> **DATA**
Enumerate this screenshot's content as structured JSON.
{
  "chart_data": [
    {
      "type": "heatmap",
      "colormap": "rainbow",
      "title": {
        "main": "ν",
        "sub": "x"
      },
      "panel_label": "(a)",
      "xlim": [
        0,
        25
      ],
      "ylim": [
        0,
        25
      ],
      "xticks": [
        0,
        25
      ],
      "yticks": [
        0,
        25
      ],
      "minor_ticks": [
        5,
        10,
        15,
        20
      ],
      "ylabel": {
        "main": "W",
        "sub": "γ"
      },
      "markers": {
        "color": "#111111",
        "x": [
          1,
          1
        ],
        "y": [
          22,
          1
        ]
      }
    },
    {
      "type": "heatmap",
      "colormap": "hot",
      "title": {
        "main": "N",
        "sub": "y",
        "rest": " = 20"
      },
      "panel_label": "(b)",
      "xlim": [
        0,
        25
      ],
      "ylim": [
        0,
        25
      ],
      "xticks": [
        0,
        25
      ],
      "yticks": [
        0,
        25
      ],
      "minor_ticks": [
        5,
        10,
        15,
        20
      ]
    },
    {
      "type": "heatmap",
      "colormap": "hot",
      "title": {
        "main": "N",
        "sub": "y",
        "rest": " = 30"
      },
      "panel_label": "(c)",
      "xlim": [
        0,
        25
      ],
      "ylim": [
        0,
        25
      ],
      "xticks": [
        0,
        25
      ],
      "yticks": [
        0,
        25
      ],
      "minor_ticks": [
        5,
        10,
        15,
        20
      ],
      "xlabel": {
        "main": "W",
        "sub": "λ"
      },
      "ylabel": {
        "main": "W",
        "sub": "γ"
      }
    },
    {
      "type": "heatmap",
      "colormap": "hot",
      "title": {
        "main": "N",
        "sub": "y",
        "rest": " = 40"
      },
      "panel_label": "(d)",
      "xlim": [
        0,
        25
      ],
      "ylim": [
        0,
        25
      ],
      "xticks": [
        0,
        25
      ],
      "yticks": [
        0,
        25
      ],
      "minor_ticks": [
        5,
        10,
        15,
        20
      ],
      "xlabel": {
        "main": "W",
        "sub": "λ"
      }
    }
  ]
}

---

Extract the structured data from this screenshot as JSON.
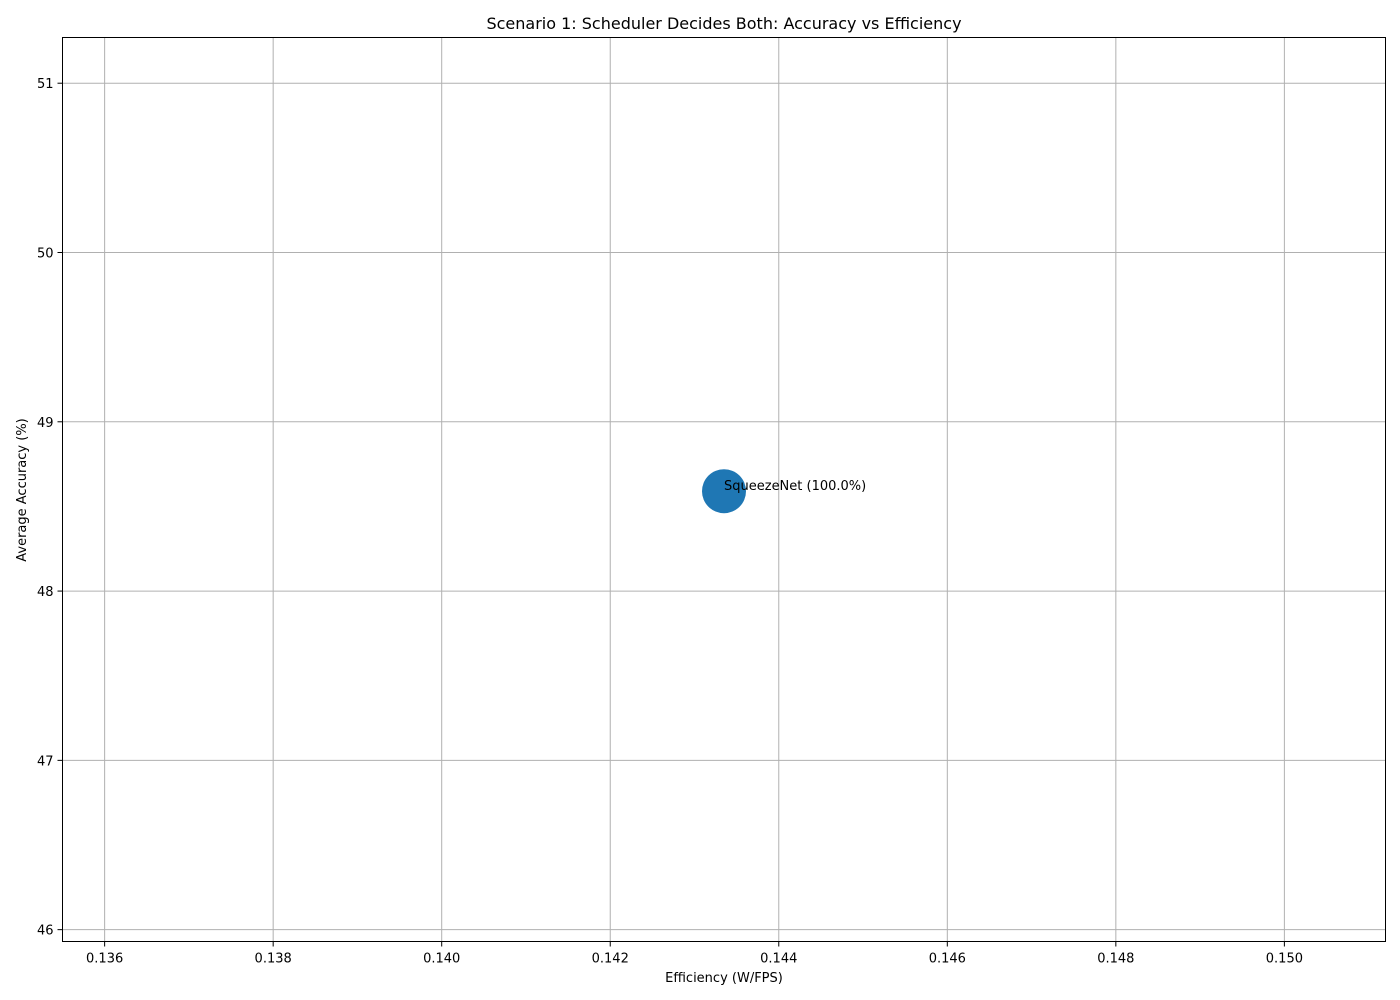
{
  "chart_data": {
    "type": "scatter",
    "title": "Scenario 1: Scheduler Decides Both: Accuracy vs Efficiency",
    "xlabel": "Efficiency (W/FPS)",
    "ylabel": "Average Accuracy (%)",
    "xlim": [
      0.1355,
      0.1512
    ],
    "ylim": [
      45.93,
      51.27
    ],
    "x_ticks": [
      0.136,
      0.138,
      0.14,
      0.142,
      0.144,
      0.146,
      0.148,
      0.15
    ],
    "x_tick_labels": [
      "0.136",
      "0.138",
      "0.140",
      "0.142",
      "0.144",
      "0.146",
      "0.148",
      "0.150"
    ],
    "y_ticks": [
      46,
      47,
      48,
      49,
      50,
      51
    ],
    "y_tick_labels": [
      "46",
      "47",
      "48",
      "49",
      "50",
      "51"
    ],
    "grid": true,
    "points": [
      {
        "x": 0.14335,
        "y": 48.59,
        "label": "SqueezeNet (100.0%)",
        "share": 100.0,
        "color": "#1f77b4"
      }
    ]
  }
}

> **PROBLEM**
Out of the material above, select every line that holds the string "Efficiency".

> **EXERCISE ANSWER**
    "title": "Scenario 1: Scheduler Decides Both: Accuracy vs Efficiency",
    "xlabel": "Efficiency (W/FPS)",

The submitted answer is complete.